Output each line exactly as it appears, skipping any embedded picture.
----- Dataset extract -----
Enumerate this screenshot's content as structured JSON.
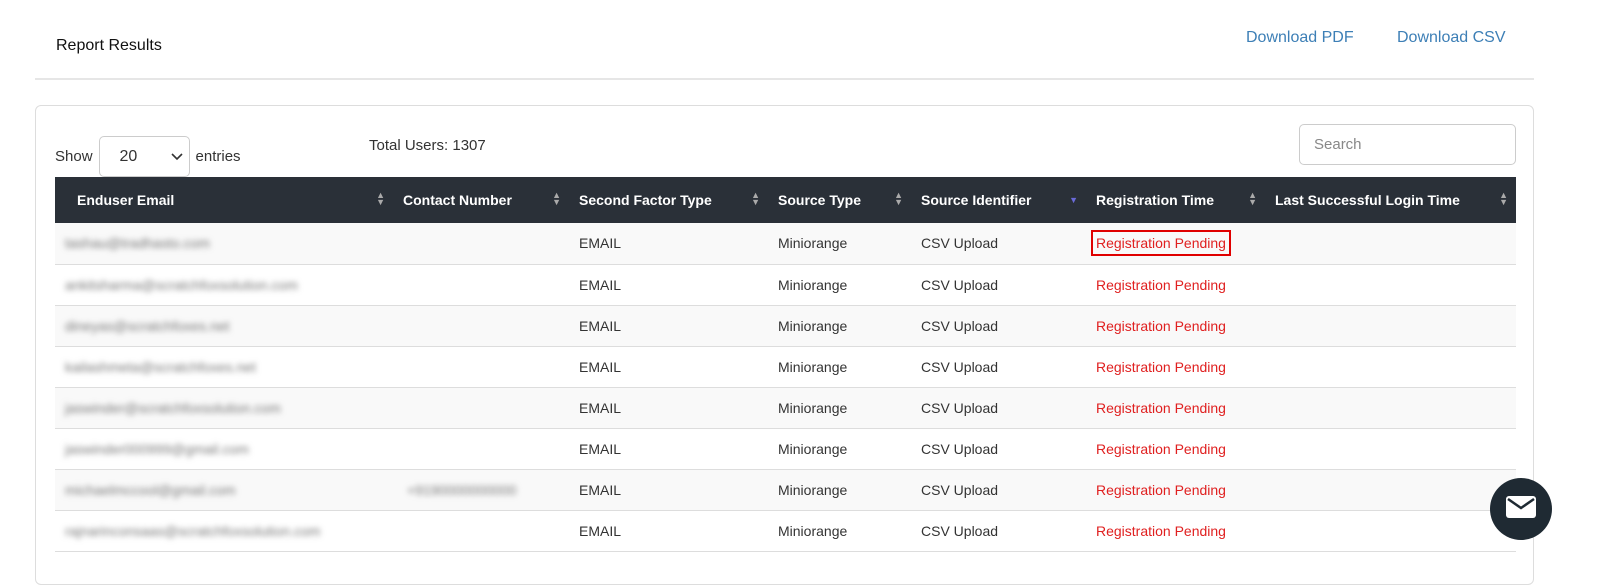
{
  "header": {
    "title": "Report Results",
    "download_pdf": "Download PDF",
    "download_csv": "Download CSV"
  },
  "controls": {
    "show_label": "Show",
    "entries_value": "20",
    "entries_label": "entries",
    "total_users": "Total Users: 1307",
    "search_placeholder": "Search"
  },
  "columns": [
    "Enduser Email",
    "Contact Number",
    "Second Factor Type",
    "Source Type",
    "Source Identifier",
    "Registration Time",
    "Last Successful Login Time"
  ],
  "sorted_column": "Source Identifier",
  "rows": [
    {
      "email": "tashau@tradhasto.com",
      "contact": "",
      "factor": "EMAIL",
      "source_type": "Miniorange",
      "source_id": "CSV Upload",
      "reg_time": "Registration Pending",
      "last_login": ""
    },
    {
      "email": "ankitsharma@scratchfoxsolution.com",
      "contact": "",
      "factor": "EMAIL",
      "source_type": "Miniorange",
      "source_id": "CSV Upload",
      "reg_time": "Registration Pending",
      "last_login": ""
    },
    {
      "email": "dineyas@scratchfoxes.net",
      "contact": "",
      "factor": "EMAIL",
      "source_type": "Miniorange",
      "source_id": "CSV Upload",
      "reg_time": "Registration Pending",
      "last_login": ""
    },
    {
      "email": "kailashmeta@scratchfoxes.net",
      "contact": "",
      "factor": "EMAIL",
      "source_type": "Miniorange",
      "source_id": "CSV Upload",
      "reg_time": "Registration Pending",
      "last_login": ""
    },
    {
      "email": "jaswinder@scratchfoxsolution.com",
      "contact": "",
      "factor": "EMAIL",
      "source_type": "Miniorange",
      "source_id": "CSV Upload",
      "reg_time": "Registration Pending",
      "last_login": ""
    },
    {
      "email": "jaswinder000999@gmail.com",
      "contact": "",
      "factor": "EMAIL",
      "source_type": "Miniorange",
      "source_id": "CSV Upload",
      "reg_time": "Registration Pending",
      "last_login": ""
    },
    {
      "email": "michaelmccool@gmail.com",
      "contact": "+9190000000000",
      "factor": "EMAIL",
      "source_type": "Miniorange",
      "source_id": "CSV Upload",
      "reg_time": "Registration Pending",
      "last_login": ""
    },
    {
      "email": "rajnarinconsaas@scratchfoxsolution.com",
      "contact": "",
      "factor": "EMAIL",
      "source_type": "Miniorange",
      "source_id": "CSV Upload",
      "reg_time": "Registration Pending",
      "last_login": ""
    }
  ],
  "colors": {
    "link": "#3d7fb6",
    "header_bg": "#2a3038",
    "pending": "#e02020",
    "highlight_box": "#e00000"
  }
}
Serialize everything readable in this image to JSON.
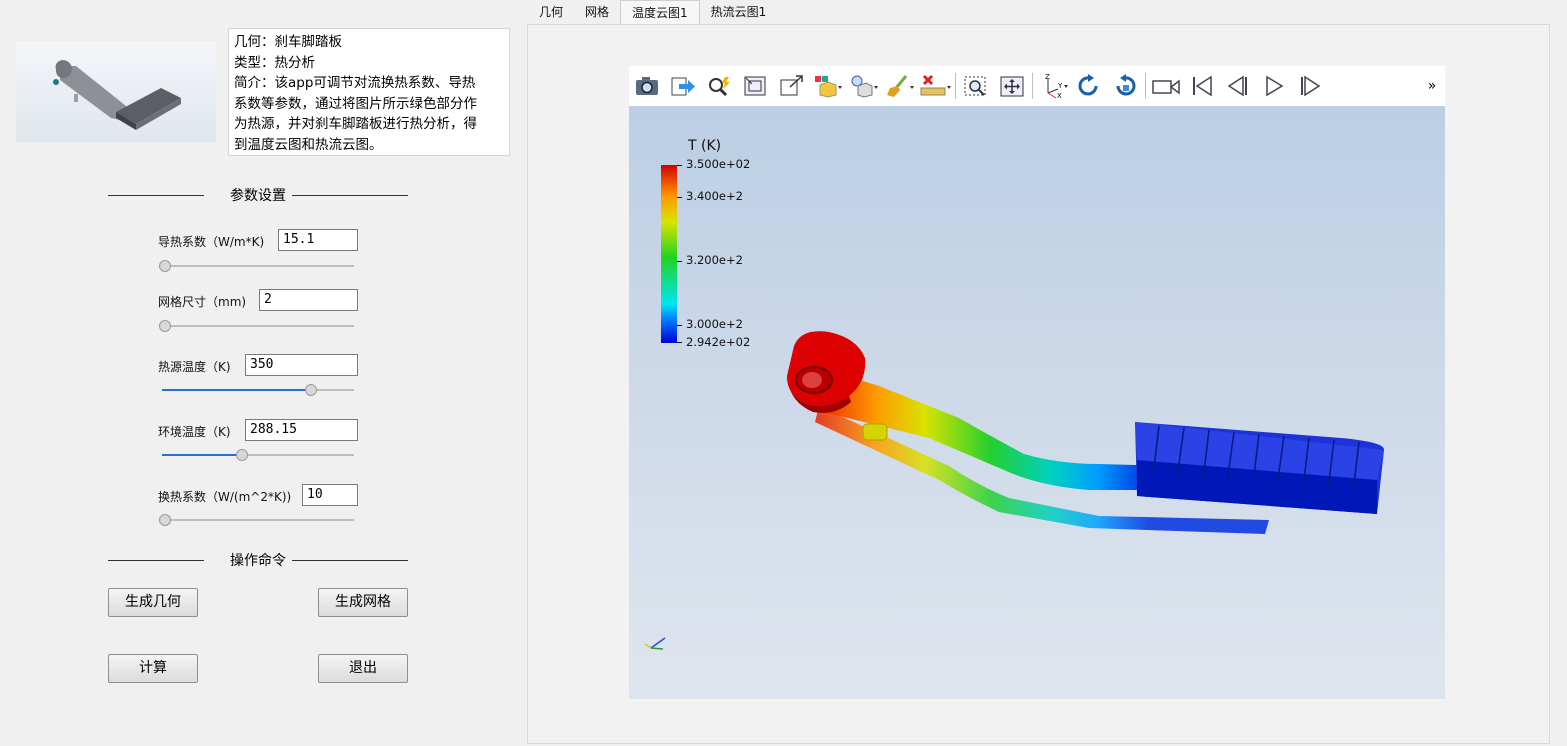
{
  "tabs": [
    "几何",
    "网格",
    "温度云图1",
    "热流云图1"
  ],
  "active_tab": 2,
  "description": {
    "line1": "几何：刹车脚踏板",
    "line2": "类型：热分析",
    "line3": "简介：该app可调节对流换热系数、导热",
    "line4": "系数等参数，通过将图片所示绿色部分作",
    "line5": "为热源，并对刹车脚踏板进行热分析，得",
    "line6": "到温度云图和热流云图。"
  },
  "sections": {
    "params": "参数设置",
    "commands": "操作命令"
  },
  "params": [
    {
      "label": "导热系数（W/m*K)",
      "value": "15.1",
      "slider_fraction": 0.0
    },
    {
      "label": "网格尺寸（mm)",
      "value": "2",
      "slider_fraction": 0.0
    },
    {
      "label": "热源温度（K)",
      "value": "350",
      "slider_fraction": 0.77
    },
    {
      "label": "环境温度（K)",
      "value": "288.15",
      "slider_fraction": 0.41
    },
    {
      "label": "换热系数（W/(m^2*K))",
      "value": "10",
      "slider_fraction": 0.0
    }
  ],
  "buttons": {
    "gen_geometry": "生成几何",
    "gen_mesh": "生成网格",
    "compute": "计算",
    "exit": "退出"
  },
  "viewer": {
    "toolbar_icons": [
      "camera-icon",
      "export-icon",
      "zoom-pick-icon",
      "fit-view-icon",
      "maximize-icon",
      "display-mode-icon",
      "lighting-icon",
      "clear-icon",
      "delete-icon",
      "ruler-icon",
      "zoom-box-icon",
      "pan-icon",
      "axes-icon",
      "rotate-cw-icon",
      "rotate-ccw-icon",
      "record-icon",
      "first-frame-icon",
      "prev-frame-icon",
      "play-icon",
      "last-frame-icon"
    ],
    "more_label": "»",
    "legend": {
      "title": "T (K)",
      "ticks": [
        "3.500e+02",
        "3.400e+2",
        "3.200e+2",
        "3.000e+2",
        "2.942e+02"
      ],
      "colors": [
        "#d40000",
        "#ff9a00",
        "#21d321",
        "#00e5f5",
        "#0000d0"
      ]
    }
  }
}
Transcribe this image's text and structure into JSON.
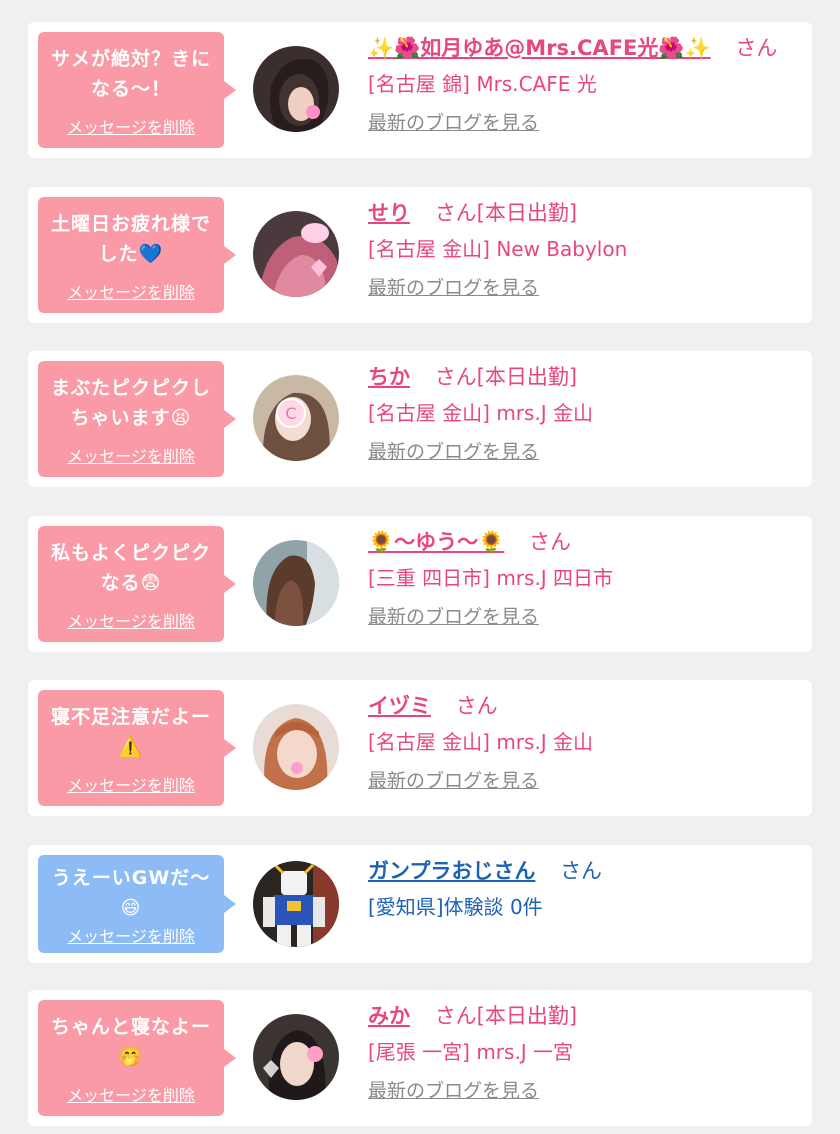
{
  "colors": {
    "page_bg": "#f0f0f0",
    "card_bg": "#ffffff",
    "bubble_pink": "#f99aa6",
    "bubble_blue": "#8dbbf5",
    "name_pink": "#e8477e",
    "name_blue": "#1d63b3",
    "blog_link": "#8a8a8a"
  },
  "common": {
    "delete_label": "メッセージを削除",
    "blog_label": "最新のブログを見る",
    "san": "さん"
  },
  "messages": [
    {
      "bubble_text": "サメが絶対？きになる〜！",
      "bubble_color": "pink",
      "name": "✨🌺如月ゆあ@Mrs.CAFE光🌺✨",
      "san_suffix": "さん",
      "shop": "[名古屋 錦] Mrs.CAFE 光",
      "has_blog": true,
      "avatar_icon": "woman-photo-icon"
    },
    {
      "bubble_text": "土曜日お疲れ様でした💙",
      "bubble_color": "pink",
      "name": "せり",
      "san_suffix": "さん[本日出勤]",
      "shop": "[名古屋 金山] New Babylon",
      "has_blog": true,
      "avatar_icon": "woman-photo-icon"
    },
    {
      "bubble_text": "まぶたピクピクしちゃいます😫",
      "bubble_color": "pink",
      "name": "ちか",
      "san_suffix": "さん[本日出勤]",
      "shop": "[名古屋 金山] mrs.J 金山",
      "has_blog": true,
      "avatar_icon": "woman-photo-icon"
    },
    {
      "bubble_text": "私もよくピクピクなる😨",
      "bubble_color": "pink",
      "name": "🌻〜ゆう〜🌻",
      "san_suffix": "さん",
      "shop": "[三重 四日市] mrs.J 四日市",
      "has_blog": true,
      "avatar_icon": "woman-photo-icon"
    },
    {
      "bubble_text": "寝不足注意だよー⚠️",
      "bubble_color": "pink",
      "name": "イヅミ",
      "san_suffix": "さん",
      "shop": "[名古屋 金山] mrs.J 金山",
      "has_blog": true,
      "avatar_icon": "woman-photo-icon"
    },
    {
      "bubble_text": "うえーいGWだ〜😄",
      "bubble_color": "blue",
      "name": "ガンプラおじさん",
      "san_suffix": "さん",
      "shop": "[愛知県]体験談 0件",
      "has_blog": false,
      "avatar_icon": "robot-model-photo-icon"
    },
    {
      "bubble_text": "ちゃんと寝なよー🤭",
      "bubble_color": "pink",
      "name": "みか",
      "san_suffix": "さん[本日出勤]",
      "shop": "[尾張 一宮] mrs.J 一宮",
      "has_blog": true,
      "avatar_icon": "woman-photo-icon"
    }
  ]
}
-----
Solution to the problem:
Enumerate this screenshot's content as structured JSON.
{
  "header": {
    "title": "Report Results",
    "download_pdf": "Download PDF",
    "download_csv": "Download CSV"
  },
  "controls": {
    "show_label": "Show",
    "entries_value": "20",
    "entries_label": "entries",
    "total_users": "Total Users: 1307",
    "search_placeholder": "Search"
  },
  "columns": [
    "Enduser Email",
    "Contact Number",
    "Second Factor Type",
    "Source Type",
    "Source Identifier",
    "Registration Time",
    "Last Successful Login Time"
  ],
  "sorted_column": "Source Identifier",
  "rows": [
    {
      "email": "tashau@tradhasto.com",
      "contact": "",
      "factor": "EMAIL",
      "source_type": "Miniorange",
      "source_id": "CSV Upload",
      "reg_time": "Registration Pending",
      "last_login": ""
    },
    {
      "email": "ankitsharma@scratchfoxsolution.com",
      "contact": "",
      "factor": "EMAIL",
      "source_type": "Miniorange",
      "source_id": "CSV Upload",
      "reg_time": "Registration Pending",
      "last_login": ""
    },
    {
      "email": "dineyas@scratchfoxes.net",
      "contact": "",
      "factor": "EMAIL",
      "source_type": "Miniorange",
      "source_id": "CSV Upload",
      "reg_time": "Registration Pending",
      "last_login": ""
    },
    {
      "email": "kailashmeta@scratchfoxes.net",
      "contact": "",
      "factor": "EMAIL",
      "source_type": "Miniorange",
      "source_id": "CSV Upload",
      "reg_time": "Registration Pending",
      "last_login": ""
    },
    {
      "email": "jaswinder@scratchfoxsolution.com",
      "contact": "",
      "factor": "EMAIL",
      "source_type": "Miniorange",
      "source_id": "CSV Upload",
      "reg_time": "Registration Pending",
      "last_login": ""
    },
    {
      "email": "jaswinder000999@gmail.com",
      "contact": "",
      "factor": "EMAIL",
      "source_type": "Miniorange",
      "source_id": "CSV Upload",
      "reg_time": "Registration Pending",
      "last_login": ""
    },
    {
      "email": "michaelmccool@gmail.com",
      "contact": "+9190000000000",
      "factor": "EMAIL",
      "source_type": "Miniorange",
      "source_id": "CSV Upload",
      "reg_time": "Registration Pending",
      "last_login": ""
    },
    {
      "email": "rajnarinconsaas@scratchfoxsolution.com",
      "contact": "",
      "factor": "EMAIL",
      "source_type": "Miniorange",
      "source_id": "CSV Upload",
      "reg_time": "Registration Pending",
      "last_login": ""
    }
  ],
  "colors": {
    "link": "#3d7fb6",
    "header_bg": "#2a3038",
    "pending": "#e02020",
    "highlight_box": "#e00000"
  }
}
Serialize everything readable in this image to JSON.
{
  "tabs": [
    "几何",
    "网格",
    "温度云图1",
    "热流云图1"
  ],
  "active_tab": 2,
  "description": {
    "line1": "几何：刹车脚踏板",
    "line2": "类型：热分析",
    "line3": "简介：该app可调节对流换热系数、导热",
    "line4": "系数等参数，通过将图片所示绿色部分作",
    "line5": "为热源，并对刹车脚踏板进行热分析，得",
    "line6": "到温度云图和热流云图。"
  },
  "sections": {
    "params": "参数设置",
    "commands": "操作命令"
  },
  "params": [
    {
      "label": "导热系数（W/m*K)",
      "value": "15.1",
      "slider_fraction": 0.0
    },
    {
      "label": "网格尺寸（mm)",
      "value": "2",
      "slider_fraction": 0.0
    },
    {
      "label": "热源温度（K)",
      "value": "350",
      "slider_fraction": 0.77
    },
    {
      "label": "环境温度（K)",
      "value": "288.15",
      "slider_fraction": 0.41
    },
    {
      "label": "换热系数（W/(m^2*K))",
      "value": "10",
      "slider_fraction": 0.0
    }
  ],
  "buttons": {
    "gen_geometry": "生成几何",
    "gen_mesh": "生成网格",
    "compute": "计算",
    "exit": "退出"
  },
  "viewer": {
    "toolbar_icons": [
      "camera-icon",
      "export-icon",
      "zoom-pick-icon",
      "fit-view-icon",
      "maximize-icon",
      "display-mode-icon",
      "lighting-icon",
      "clear-icon",
      "delete-icon",
      "ruler-icon",
      "zoom-box-icon",
      "pan-icon",
      "axes-icon",
      "rotate-cw-icon",
      "rotate-ccw-icon",
      "record-icon",
      "first-frame-icon",
      "prev-frame-icon",
      "play-icon",
      "last-frame-icon"
    ],
    "more_label": "»",
    "legend": {
      "title": "T (K)",
      "ticks": [
        "3.500e+02",
        "3.400e+2",
        "3.200e+2",
        "3.000e+2",
        "2.942e+02"
      ],
      "colors": [
        "#d40000",
        "#ff9a00",
        "#21d321",
        "#00e5f5",
        "#0000d0"
      ]
    }
  }
}
Transcribe this image's text and structure into JSON.
{
  "colors": {
    "page_bg": "#f0f0f0",
    "card_bg": "#ffffff",
    "bubble_pink": "#f99aa6",
    "bubble_blue": "#8dbbf5",
    "name_pink": "#e8477e",
    "name_blue": "#1d63b3",
    "blog_link": "#8a8a8a"
  },
  "common": {
    "delete_label": "メッセージを削除",
    "blog_label": "最新のブログを見る",
    "san": "さん"
  },
  "messages": [
    {
      "bubble_text": "サメが絶対？きになる〜！",
      "bubble_color": "pink",
      "name": "✨🌺如月ゆあ@Mrs.CAFE光🌺✨",
      "san_suffix": "さん",
      "shop": "[名古屋 錦] Mrs.CAFE 光",
      "has_blog": true,
      "avatar_icon": "woman-photo-icon"
    },
    {
      "bubble_text": "土曜日お疲れ様でした💙",
      "bubble_color": "pink",
      "name": "せり",
      "san_suffix": "さん[本日出勤]",
      "shop": "[名古屋 金山] New Babylon",
      "has_blog": true,
      "avatar_icon": "woman-photo-icon"
    },
    {
      "bubble_text": "まぶたピクピクしちゃいます😫",
      "bubble_color": "pink",
      "name": "ちか",
      "san_suffix": "さん[本日出勤]",
      "shop": "[名古屋 金山] mrs.J 金山",
      "has_blog": true,
      "avatar_icon": "woman-photo-icon"
    },
    {
      "bubble_text": "私もよくピクピクなる😨",
      "bubble_color": "pink",
      "name": "🌻〜ゆう〜🌻",
      "san_suffix": "さん",
      "shop": "[三重 四日市] mrs.J 四日市",
      "has_blog": true,
      "avatar_icon": "woman-photo-icon"
    },
    {
      "bubble_text": "寝不足注意だよー⚠️",
      "bubble_color": "pink",
      "name": "イヅミ",
      "san_suffix": "さん",
      "shop": "[名古屋 金山] mrs.J 金山",
      "has_blog": true,
      "avatar_icon": "woman-photo-icon"
    },
    {
      "bubble_text": "うえーいGWだ〜😄",
      "bubble_color": "blue",
      "name": "ガンプラおじさん",
      "san_suffix": "さん",
      "shop": "[愛知県]体験談 0件",
      "has_blog": false,
      "avatar_icon": "robot-model-photo-icon"
    },
    {
      "bubble_text": "ちゃんと寝なよー🤭",
      "bubble_color": "pink",
      "name": "みか",
      "san_suffix": "さん[本日出勤]",
      "shop": "[尾張 一宮] mrs.J 一宮",
      "has_blog": true,
      "avatar_icon": "woman-photo-icon"
    }
  ]
}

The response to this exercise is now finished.